== Set task ==
Pictures stay out of the copy; set down each line of the listing below exactly.

[Entries from a visual dataset]
● ● ● ●

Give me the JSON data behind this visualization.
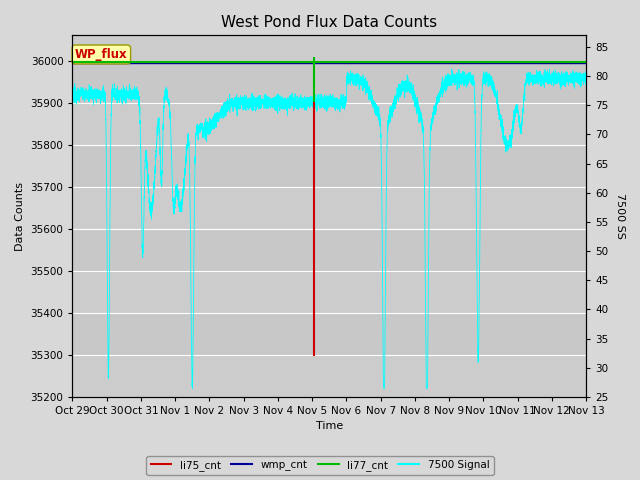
{
  "title": "West Pond Flux Data Counts",
  "xlabel": "Time",
  "ylabel": "Data Counts",
  "ylabel_right": "7500 SS",
  "ylim_left": [
    35200,
    36060
  ],
  "ylim_right": [
    25,
    87
  ],
  "fig_bg_color": "#d8d8d8",
  "plot_bg_color": "#cccccc",
  "title_fontsize": 11,
  "label_fontsize": 8,
  "tick_fontsize": 7.5,
  "legend_labels": [
    "li75_cnt",
    "wmp_cnt",
    "li77_cnt",
    "7500 Signal"
  ],
  "legend_colors": [
    "#cc0000",
    "#000099",
    "#00bb00",
    "#00cccc"
  ],
  "wp_flux_box_color": "#ffffaa",
  "wp_flux_text_color": "#cc0000",
  "x_tick_labels": [
    "Oct 29",
    "Oct 30",
    "Oct 31",
    "Nov 1",
    "Nov 2",
    "Nov 3",
    "Nov 4",
    "Nov 5",
    "Nov 6",
    "Nov 7",
    "Nov 8",
    "Nov 9",
    "Nov 10",
    "Nov 11",
    "Nov 12",
    "Nov 13"
  ],
  "num_days": 15,
  "grid_color": "#bbbbbb",
  "alt_band_color": "#c8c8c8"
}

● ● ● ●

== The result ==
Give me the JSON data behind this visualization.
{
  "title": "West Pond Flux Data Counts",
  "xlabel": "Time",
  "ylabel": "Data Counts",
  "ylabel_right": "7500 SS",
  "ylim_left": [
    35200,
    36060
  ],
  "ylim_right": [
    25,
    87
  ],
  "fig_bg_color": "#d8d8d8",
  "plot_bg_color": "#cccccc",
  "title_fontsize": 11,
  "label_fontsize": 8,
  "tick_fontsize": 7.5,
  "legend_labels": [
    "li75_cnt",
    "wmp_cnt",
    "li77_cnt",
    "7500 Signal"
  ],
  "legend_colors": [
    "#cc0000",
    "#000099",
    "#00bb00",
    "#00cccc"
  ],
  "wp_flux_box_color": "#ffffaa",
  "wp_flux_text_color": "#cc0000",
  "x_tick_labels": [
    "Oct 29",
    "Oct 30",
    "Oct 31",
    "Nov 1",
    "Nov 2",
    "Nov 3",
    "Nov 4",
    "Nov 5",
    "Nov 6",
    "Nov 7",
    "Nov 8",
    "Nov 9",
    "Nov 10",
    "Nov 11",
    "Nov 12",
    "Nov 13"
  ],
  "num_days": 15,
  "grid_color": "#bbbbbb",
  "alt_band_color": "#c8c8c8"
}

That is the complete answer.